=== EXERCISE DIRECTIONS ===
Write the count of lines that contain the word "alternierenden" and nothing else.

▽

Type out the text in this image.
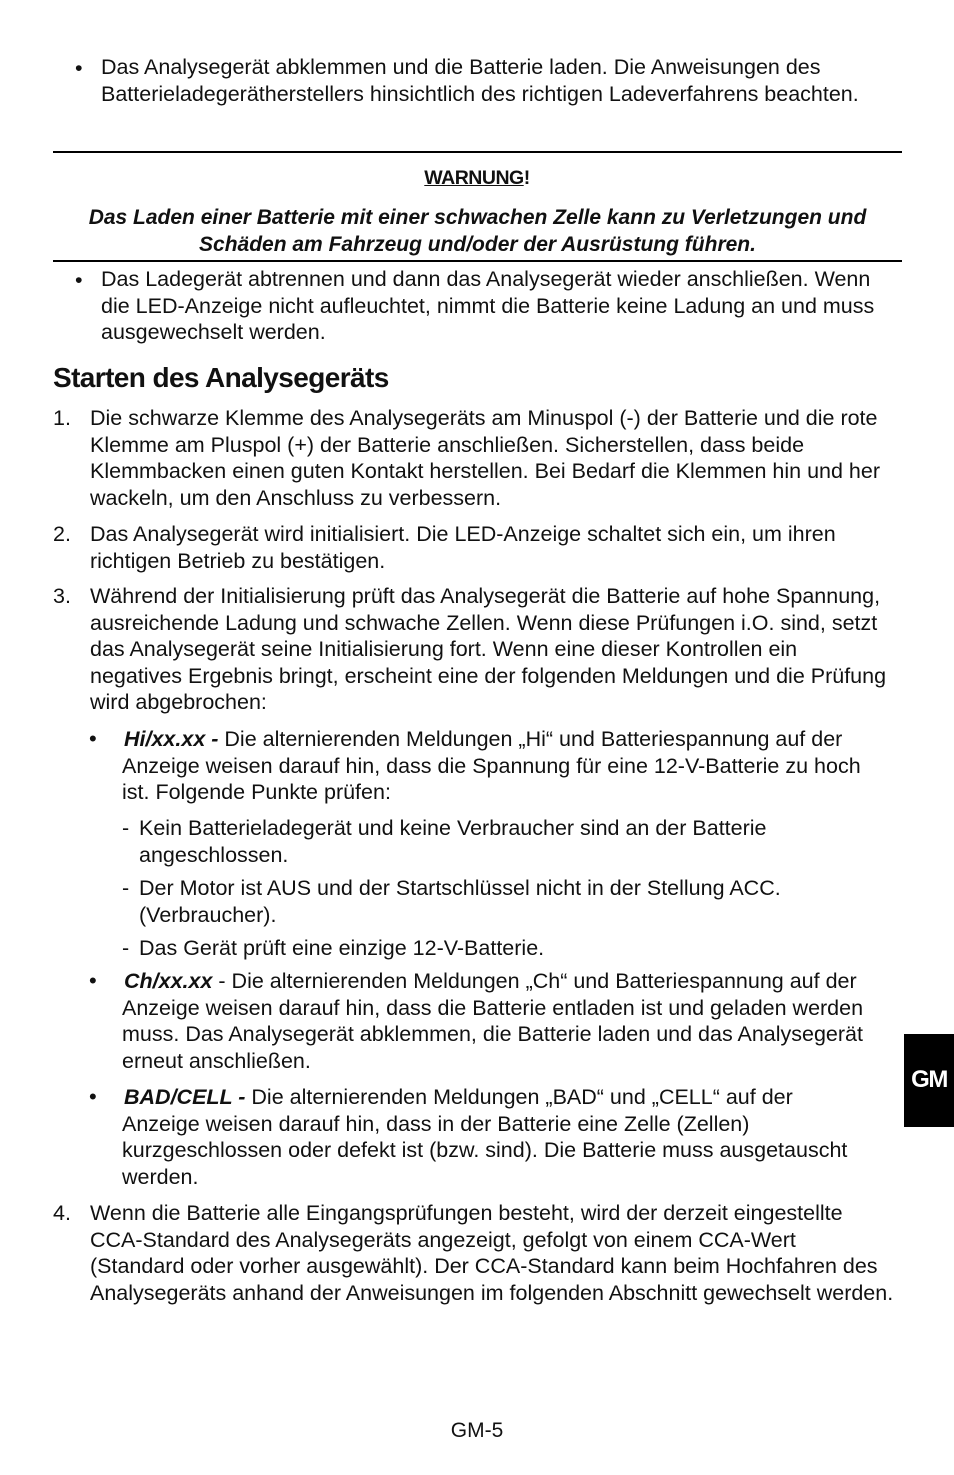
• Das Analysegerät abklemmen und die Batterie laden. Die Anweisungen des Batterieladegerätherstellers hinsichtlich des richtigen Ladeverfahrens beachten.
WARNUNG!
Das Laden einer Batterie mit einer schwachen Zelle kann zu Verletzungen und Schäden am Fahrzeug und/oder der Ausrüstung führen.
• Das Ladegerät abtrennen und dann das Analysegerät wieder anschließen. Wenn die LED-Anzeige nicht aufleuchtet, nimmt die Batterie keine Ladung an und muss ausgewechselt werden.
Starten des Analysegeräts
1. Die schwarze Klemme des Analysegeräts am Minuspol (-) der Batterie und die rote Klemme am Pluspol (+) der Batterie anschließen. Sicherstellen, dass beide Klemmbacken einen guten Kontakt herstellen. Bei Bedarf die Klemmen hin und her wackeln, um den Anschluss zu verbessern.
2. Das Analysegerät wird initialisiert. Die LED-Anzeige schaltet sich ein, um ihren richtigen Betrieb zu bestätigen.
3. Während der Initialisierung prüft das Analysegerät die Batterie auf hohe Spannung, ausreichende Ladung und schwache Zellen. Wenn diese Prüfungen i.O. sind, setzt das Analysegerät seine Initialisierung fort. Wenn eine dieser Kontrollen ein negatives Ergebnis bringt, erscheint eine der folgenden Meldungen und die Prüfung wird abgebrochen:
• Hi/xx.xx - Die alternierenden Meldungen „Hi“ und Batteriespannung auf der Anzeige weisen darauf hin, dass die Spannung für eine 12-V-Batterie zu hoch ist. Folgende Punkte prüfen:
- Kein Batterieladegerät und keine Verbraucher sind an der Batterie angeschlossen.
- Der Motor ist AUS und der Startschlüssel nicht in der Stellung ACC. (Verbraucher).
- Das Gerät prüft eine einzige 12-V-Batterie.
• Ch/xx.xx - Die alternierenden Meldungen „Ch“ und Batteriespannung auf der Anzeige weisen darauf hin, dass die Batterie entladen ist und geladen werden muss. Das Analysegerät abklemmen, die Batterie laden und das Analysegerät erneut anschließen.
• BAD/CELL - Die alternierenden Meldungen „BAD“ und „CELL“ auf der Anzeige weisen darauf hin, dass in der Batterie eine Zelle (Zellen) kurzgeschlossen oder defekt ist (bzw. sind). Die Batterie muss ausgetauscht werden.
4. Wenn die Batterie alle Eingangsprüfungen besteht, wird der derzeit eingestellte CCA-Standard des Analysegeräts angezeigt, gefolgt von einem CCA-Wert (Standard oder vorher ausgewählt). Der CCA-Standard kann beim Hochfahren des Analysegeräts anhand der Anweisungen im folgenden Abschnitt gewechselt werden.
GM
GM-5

△
▽

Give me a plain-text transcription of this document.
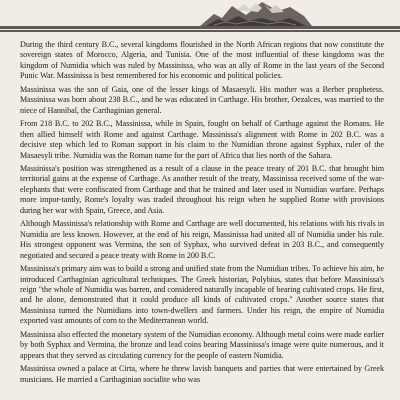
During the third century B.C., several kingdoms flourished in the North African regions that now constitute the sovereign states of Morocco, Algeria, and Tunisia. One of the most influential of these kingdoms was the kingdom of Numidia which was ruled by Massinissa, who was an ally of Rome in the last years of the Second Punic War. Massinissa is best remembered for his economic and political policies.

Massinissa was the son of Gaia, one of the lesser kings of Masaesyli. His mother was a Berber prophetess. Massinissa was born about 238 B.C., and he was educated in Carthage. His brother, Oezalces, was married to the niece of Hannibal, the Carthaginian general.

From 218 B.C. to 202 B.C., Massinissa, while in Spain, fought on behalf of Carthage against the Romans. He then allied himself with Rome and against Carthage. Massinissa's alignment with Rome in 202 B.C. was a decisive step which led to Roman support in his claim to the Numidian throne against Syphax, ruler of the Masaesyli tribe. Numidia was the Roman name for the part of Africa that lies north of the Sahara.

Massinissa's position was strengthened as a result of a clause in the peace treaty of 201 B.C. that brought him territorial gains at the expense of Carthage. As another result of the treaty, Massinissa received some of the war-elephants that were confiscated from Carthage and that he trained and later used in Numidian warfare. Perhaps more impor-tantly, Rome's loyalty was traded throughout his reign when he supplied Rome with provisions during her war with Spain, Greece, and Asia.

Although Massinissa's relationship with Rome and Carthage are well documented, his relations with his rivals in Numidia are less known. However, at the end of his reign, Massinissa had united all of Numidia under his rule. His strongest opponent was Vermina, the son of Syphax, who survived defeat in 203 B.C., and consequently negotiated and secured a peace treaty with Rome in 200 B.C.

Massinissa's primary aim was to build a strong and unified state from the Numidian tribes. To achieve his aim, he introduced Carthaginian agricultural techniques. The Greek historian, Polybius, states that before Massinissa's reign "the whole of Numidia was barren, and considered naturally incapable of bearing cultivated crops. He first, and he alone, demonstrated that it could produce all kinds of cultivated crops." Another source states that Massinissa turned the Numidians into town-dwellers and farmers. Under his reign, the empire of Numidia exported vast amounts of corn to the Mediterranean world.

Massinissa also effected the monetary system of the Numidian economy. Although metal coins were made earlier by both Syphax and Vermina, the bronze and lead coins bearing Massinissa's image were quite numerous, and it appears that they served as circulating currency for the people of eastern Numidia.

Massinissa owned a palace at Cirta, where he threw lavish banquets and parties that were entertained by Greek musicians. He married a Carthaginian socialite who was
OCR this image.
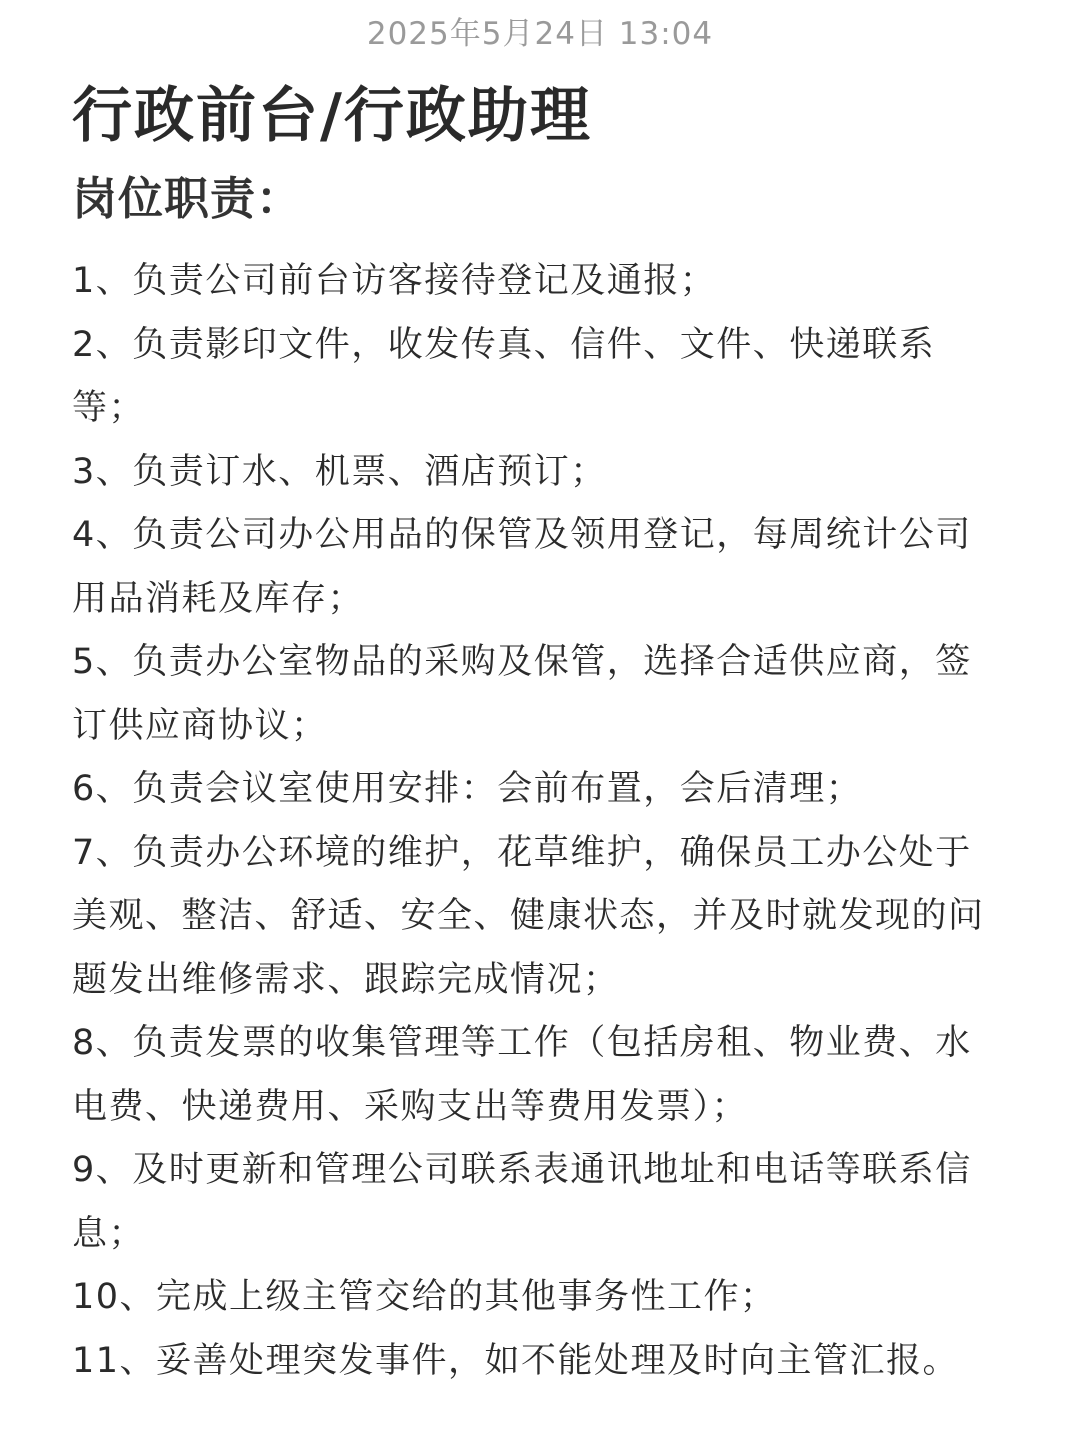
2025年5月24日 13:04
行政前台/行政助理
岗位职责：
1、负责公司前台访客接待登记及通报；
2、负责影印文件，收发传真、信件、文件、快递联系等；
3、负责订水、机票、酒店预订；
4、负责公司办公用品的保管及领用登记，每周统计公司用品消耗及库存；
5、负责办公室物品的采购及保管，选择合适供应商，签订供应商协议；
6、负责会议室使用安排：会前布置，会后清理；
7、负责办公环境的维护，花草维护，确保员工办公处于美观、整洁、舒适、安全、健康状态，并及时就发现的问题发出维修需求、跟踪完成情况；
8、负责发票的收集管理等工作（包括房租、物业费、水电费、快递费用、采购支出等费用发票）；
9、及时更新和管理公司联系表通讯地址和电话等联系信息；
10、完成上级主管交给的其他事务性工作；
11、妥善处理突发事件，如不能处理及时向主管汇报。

△

=== TASK SOLUTION ===
3